#### REQUIREMENTS
Go through the listing and return every line with "ฒนาโปรแกรมเฉพาะงาน" in it.

#### EXERCISE MATERIALS

##########

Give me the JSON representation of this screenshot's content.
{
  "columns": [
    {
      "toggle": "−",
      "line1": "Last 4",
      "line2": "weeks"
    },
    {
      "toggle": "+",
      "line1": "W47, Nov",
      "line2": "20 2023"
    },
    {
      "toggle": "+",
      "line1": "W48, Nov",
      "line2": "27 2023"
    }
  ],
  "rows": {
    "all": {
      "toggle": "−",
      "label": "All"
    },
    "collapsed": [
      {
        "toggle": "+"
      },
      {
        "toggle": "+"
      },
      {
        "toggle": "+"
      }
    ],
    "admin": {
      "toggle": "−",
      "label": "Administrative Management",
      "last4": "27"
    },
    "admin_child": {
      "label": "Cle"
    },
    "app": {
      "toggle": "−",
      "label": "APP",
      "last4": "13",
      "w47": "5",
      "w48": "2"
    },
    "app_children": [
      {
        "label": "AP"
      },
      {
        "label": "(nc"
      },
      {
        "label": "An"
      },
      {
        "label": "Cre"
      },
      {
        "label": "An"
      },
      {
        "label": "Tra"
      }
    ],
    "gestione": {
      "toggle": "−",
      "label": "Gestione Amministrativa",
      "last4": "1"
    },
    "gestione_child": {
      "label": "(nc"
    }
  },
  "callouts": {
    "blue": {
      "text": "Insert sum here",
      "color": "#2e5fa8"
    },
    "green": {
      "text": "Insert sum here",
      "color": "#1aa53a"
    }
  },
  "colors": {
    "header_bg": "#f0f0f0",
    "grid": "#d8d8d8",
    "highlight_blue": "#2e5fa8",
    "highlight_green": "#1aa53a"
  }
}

##########

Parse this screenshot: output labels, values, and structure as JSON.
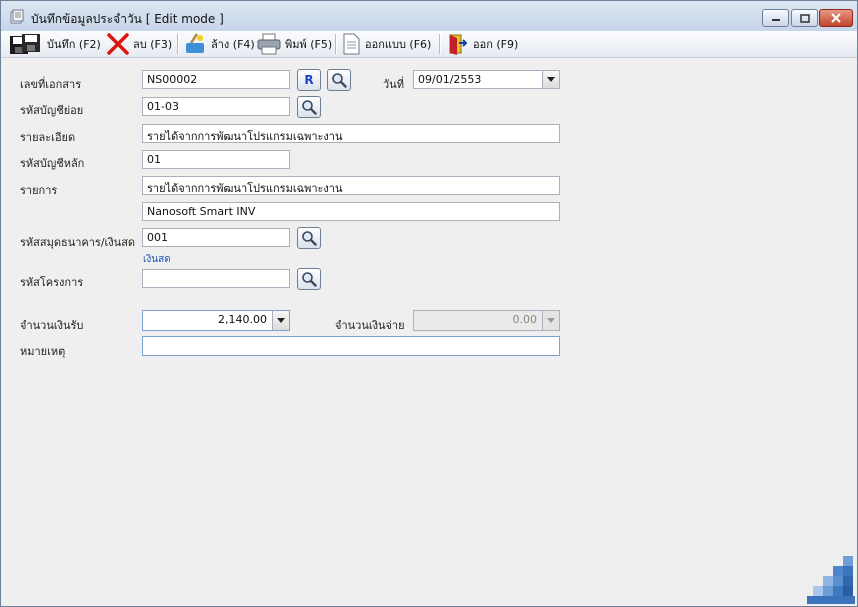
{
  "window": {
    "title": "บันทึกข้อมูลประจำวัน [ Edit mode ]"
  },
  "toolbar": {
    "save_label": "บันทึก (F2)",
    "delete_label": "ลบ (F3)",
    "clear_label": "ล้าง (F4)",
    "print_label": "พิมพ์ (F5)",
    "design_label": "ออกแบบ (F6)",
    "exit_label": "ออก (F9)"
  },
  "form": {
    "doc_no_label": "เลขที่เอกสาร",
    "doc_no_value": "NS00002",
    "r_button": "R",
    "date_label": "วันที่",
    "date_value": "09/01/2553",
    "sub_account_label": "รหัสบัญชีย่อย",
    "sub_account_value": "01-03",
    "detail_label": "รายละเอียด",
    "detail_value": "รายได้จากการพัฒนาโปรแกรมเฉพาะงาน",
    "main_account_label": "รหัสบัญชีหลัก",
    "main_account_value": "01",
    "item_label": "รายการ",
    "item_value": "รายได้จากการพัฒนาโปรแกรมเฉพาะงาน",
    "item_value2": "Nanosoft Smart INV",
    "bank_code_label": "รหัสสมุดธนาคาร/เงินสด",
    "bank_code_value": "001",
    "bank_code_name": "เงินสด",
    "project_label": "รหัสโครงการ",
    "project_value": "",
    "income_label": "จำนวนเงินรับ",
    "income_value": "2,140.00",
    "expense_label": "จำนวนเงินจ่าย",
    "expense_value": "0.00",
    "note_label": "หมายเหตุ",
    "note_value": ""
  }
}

##########

#### COMPLETE ANSWER
    "detail_value": "รายได้จากการพัฒนาโปรแกรมเฉพาะงาน",
    "item_value": "รายได้จากการพัฒนาโปรแกรมเฉพาะงาน",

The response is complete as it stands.